◆ WRITTEN INSTRUCTION
Your task is to output the listing word for word, with pictures excluded.

— start GIVEN ENTRIES —

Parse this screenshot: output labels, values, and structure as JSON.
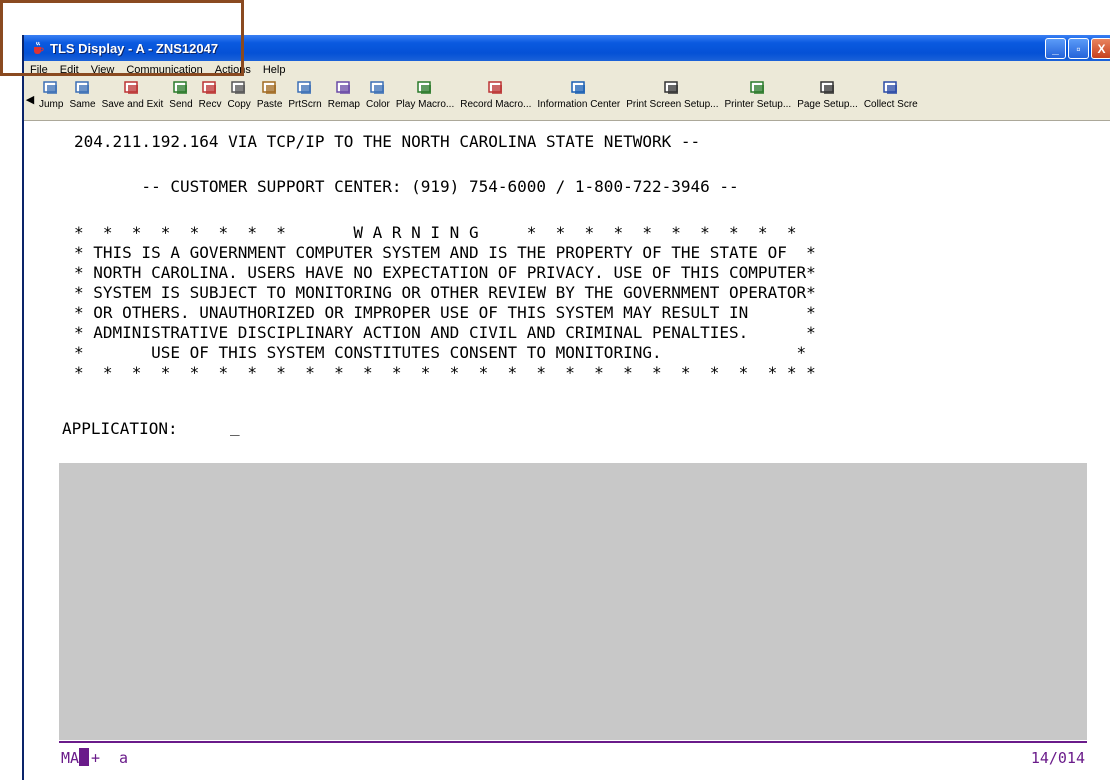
{
  "window": {
    "title": "TLS Display - A - ZNS12047",
    "controls": {
      "minimize": "_",
      "maximize": "▫",
      "close": "X"
    }
  },
  "menubar": [
    "File",
    "Edit",
    "View",
    "Communication",
    "Actions",
    "Help"
  ],
  "toolbar": [
    {
      "label": "Jump",
      "icon": "jump-icon"
    },
    {
      "label": "Same",
      "icon": "same-icon"
    },
    {
      "label": "Save and Exit",
      "icon": "save-exit-icon"
    },
    {
      "label": "Send",
      "icon": "send-icon"
    },
    {
      "label": "Recv",
      "icon": "receive-icon"
    },
    {
      "label": "Copy",
      "icon": "copy-icon"
    },
    {
      "label": "Paste",
      "icon": "paste-icon"
    },
    {
      "label": "PrtScrn",
      "icon": "print-screen-icon"
    },
    {
      "label": "Remap",
      "icon": "remap-icon"
    },
    {
      "label": "Color",
      "icon": "color-icon"
    },
    {
      "label": "Play Macro...",
      "icon": "play-macro-icon"
    },
    {
      "label": "Record Macro...",
      "icon": "record-macro-icon"
    },
    {
      "label": "Information Center",
      "icon": "information-icon"
    },
    {
      "label": "Print Screen Setup...",
      "icon": "print-screen-setup-icon"
    },
    {
      "label": "Printer Setup...",
      "icon": "printer-setup-icon"
    },
    {
      "label": "Page Setup...",
      "icon": "page-setup-icon"
    },
    {
      "label": "Collect Scre",
      "icon": "collect-screen-icon"
    }
  ],
  "terminal": {
    "lines": [
      "204.211.192.164 VIA TCP/IP TO THE NORTH CAROLINA STATE NETWORK --",
      "       -- CUSTOMER SUPPORT CENTER: (919) 754-6000 / 1-800-722-3946 --",
      "*  *  *  *  *  *  *  *       W A R N I N G     *  *  *  *  *  *  *  *  *  *",
      "* THIS IS A GOVERNMENT COMPUTER SYSTEM AND IS THE PROPERTY OF THE STATE OF  *",
      "* NORTH CAROLINA. USERS HAVE NO EXPECTATION OF PRIVACY. USE OF THIS COMPUTER*",
      "* SYSTEM IS SUBJECT TO MONITORING OR OTHER REVIEW BY THE GOVERNMENT OPERATOR*",
      "* OR OTHERS. UNAUTHORIZED OR IMPROPER USE OF THIS SYSTEM MAY RESULT IN      *",
      "* ADMINISTRATIVE DISCIPLINARY ACTION AND CIVIL AND CRIMINAL PENALTIES.      *",
      "*       USE OF THIS SYSTEM CONSTITUTES CONSENT TO MONITORING.              *",
      "*  *  *  *  *  *  *  *  *  *  *  *  *  *  *  *  *  *  *  *  *  *  *  *  * * *"
    ],
    "prompt_label": "APPLICATION:",
    "cursor": "_"
  },
  "status": {
    "mode": "MA",
    "plus": "+",
    "a": "a",
    "position": "14/014"
  },
  "colors": {
    "titlebar": "#0551d6",
    "chrome": "#ece9d8",
    "terminal_gray": "#c8c8c8",
    "status_text": "#6a1b8a",
    "highlight_box": "#8a4a20"
  }
}
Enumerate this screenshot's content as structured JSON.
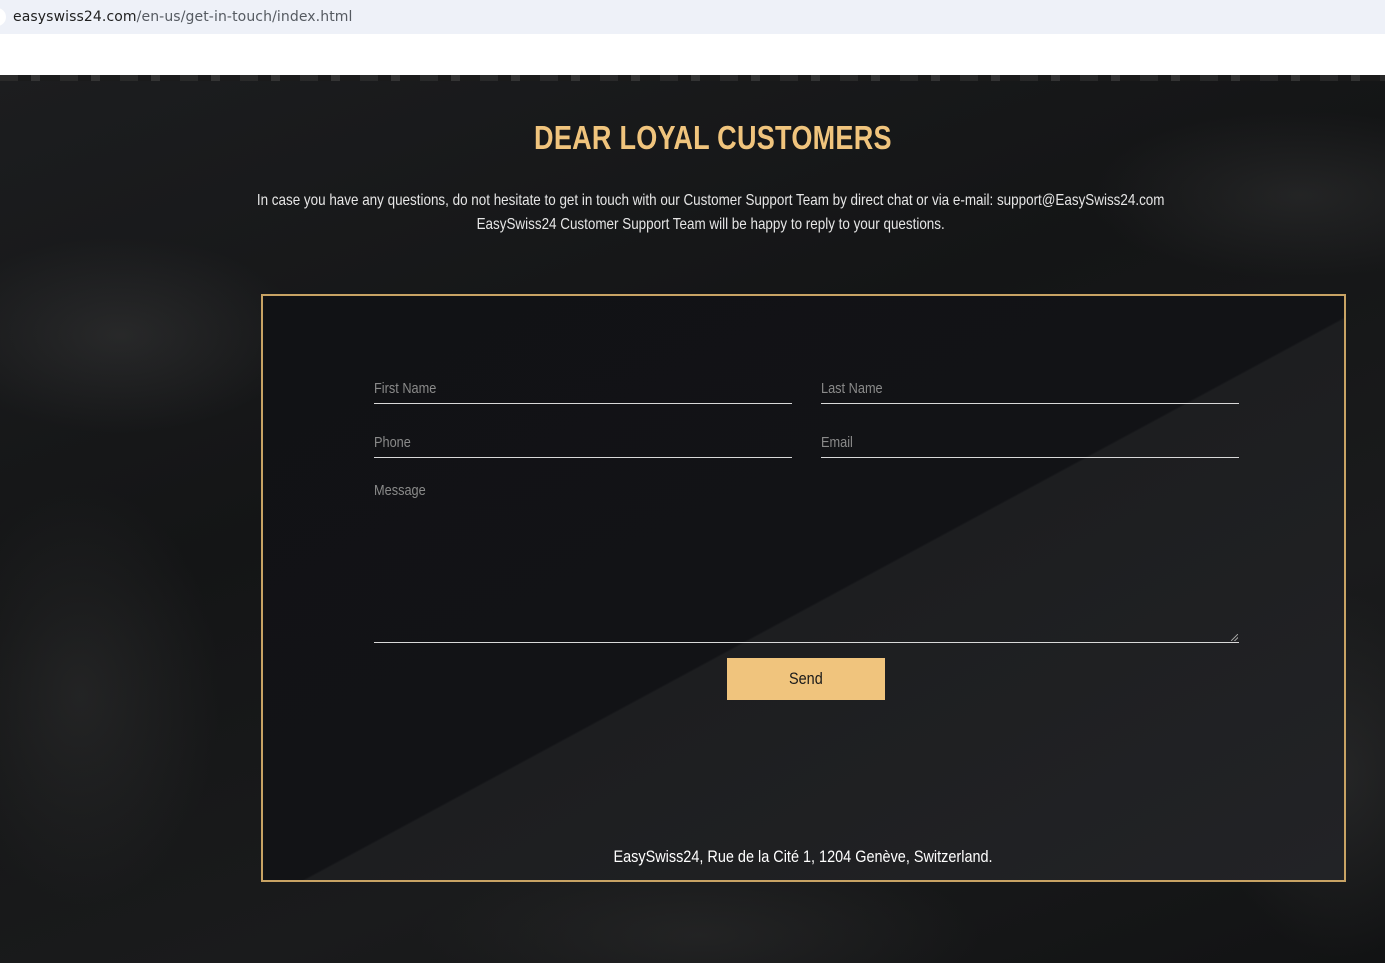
{
  "browser": {
    "url_host": "easyswiss24.com",
    "url_path": "/en-us/get-in-touch/index.html"
  },
  "header": {
    "title": "DEAR LOYAL CUSTOMERS",
    "intro_line1": "In case you have any questions, do not hesitate to get in touch with our Customer Support Team by direct chat or via e-mail: support@EasySwiss24.com",
    "intro_line2": "EasySwiss24 Customer Support Team will be happy to reply to your questions."
  },
  "form": {
    "first_name_placeholder": "First Name",
    "last_name_placeholder": "Last Name",
    "phone_placeholder": "Phone",
    "email_placeholder": "Email",
    "message_placeholder": "Message",
    "send_label": "Send",
    "company_address": "EasySwiss24, Rue de la Cité 1, 1204 Genève, Switzerland."
  },
  "colors": {
    "accent": "#f0c47d",
    "background": "#151618",
    "card_border": "#c8a364"
  }
}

— end GIVEN ENTRIES —

◆ FULL ANSWER
Parse this screenshot: output labels, values, and structure as JSON.
{
  "window": {
    "title": "TLS Display - A - ZNS12047",
    "controls": {
      "minimize": "_",
      "maximize": "▫",
      "close": "X"
    }
  },
  "menubar": [
    "File",
    "Edit",
    "View",
    "Communication",
    "Actions",
    "Help"
  ],
  "toolbar": [
    {
      "label": "Jump",
      "icon": "jump-icon"
    },
    {
      "label": "Same",
      "icon": "same-icon"
    },
    {
      "label": "Save and Exit",
      "icon": "save-exit-icon"
    },
    {
      "label": "Send",
      "icon": "send-icon"
    },
    {
      "label": "Recv",
      "icon": "receive-icon"
    },
    {
      "label": "Copy",
      "icon": "copy-icon"
    },
    {
      "label": "Paste",
      "icon": "paste-icon"
    },
    {
      "label": "PrtScrn",
      "icon": "print-screen-icon"
    },
    {
      "label": "Remap",
      "icon": "remap-icon"
    },
    {
      "label": "Color",
      "icon": "color-icon"
    },
    {
      "label": "Play Macro...",
      "icon": "play-macro-icon"
    },
    {
      "label": "Record Macro...",
      "icon": "record-macro-icon"
    },
    {
      "label": "Information Center",
      "icon": "information-icon"
    },
    {
      "label": "Print Screen Setup...",
      "icon": "print-screen-setup-icon"
    },
    {
      "label": "Printer Setup...",
      "icon": "printer-setup-icon"
    },
    {
      "label": "Page Setup...",
      "icon": "page-setup-icon"
    },
    {
      "label": "Collect Scre",
      "icon": "collect-screen-icon"
    }
  ],
  "terminal": {
    "lines": [
      "204.211.192.164 VIA TCP/IP TO THE NORTH CAROLINA STATE NETWORK --",
      "       -- CUSTOMER SUPPORT CENTER: (919) 754-6000 / 1-800-722-3946 --",
      "*  *  *  *  *  *  *  *       W A R N I N G     *  *  *  *  *  *  *  *  *  *",
      "* THIS IS A GOVERNMENT COMPUTER SYSTEM AND IS THE PROPERTY OF THE STATE OF  *",
      "* NORTH CAROLINA. USERS HAVE NO EXPECTATION OF PRIVACY. USE OF THIS COMPUTER*",
      "* SYSTEM IS SUBJECT TO MONITORING OR OTHER REVIEW BY THE GOVERNMENT OPERATOR*",
      "* OR OTHERS. UNAUTHORIZED OR IMPROPER USE OF THIS SYSTEM MAY RESULT IN      *",
      "* ADMINISTRATIVE DISCIPLINARY ACTION AND CIVIL AND CRIMINAL PENALTIES.      *",
      "*       USE OF THIS SYSTEM CONSTITUTES CONSENT TO MONITORING.              *",
      "*  *  *  *  *  *  *  *  *  *  *  *  *  *  *  *  *  *  *  *  *  *  *  *  * * *"
    ],
    "prompt_label": "APPLICATION:",
    "cursor": "_"
  },
  "status": {
    "mode": "MA",
    "plus": "+",
    "a": "a",
    "position": "14/014"
  },
  "colors": {
    "titlebar": "#0551d6",
    "chrome": "#ece9d8",
    "terminal_gray": "#c8c8c8",
    "status_text": "#6a1b8a",
    "highlight_box": "#8a4a20"
  }
}
Enumerate this screenshot's content as structured JSON.
{
  "browser": {
    "url_host": "easyswiss24.com",
    "url_path": "/en-us/get-in-touch/index.html"
  },
  "header": {
    "title": "DEAR LOYAL CUSTOMERS",
    "intro_line1": "In case you have any questions, do not hesitate to get in touch with our Customer Support Team by direct chat or via e-mail: support@EasySwiss24.com",
    "intro_line2": "EasySwiss24 Customer Support Team will be happy to reply to your questions."
  },
  "form": {
    "first_name_placeholder": "First Name",
    "last_name_placeholder": "Last Name",
    "phone_placeholder": "Phone",
    "email_placeholder": "Email",
    "message_placeholder": "Message",
    "send_label": "Send",
    "company_address": "EasySwiss24, Rue de la Cité 1, 1204 Genève, Switzerland."
  },
  "colors": {
    "accent": "#f0c47d",
    "background": "#151618",
    "card_border": "#c8a364"
  }
}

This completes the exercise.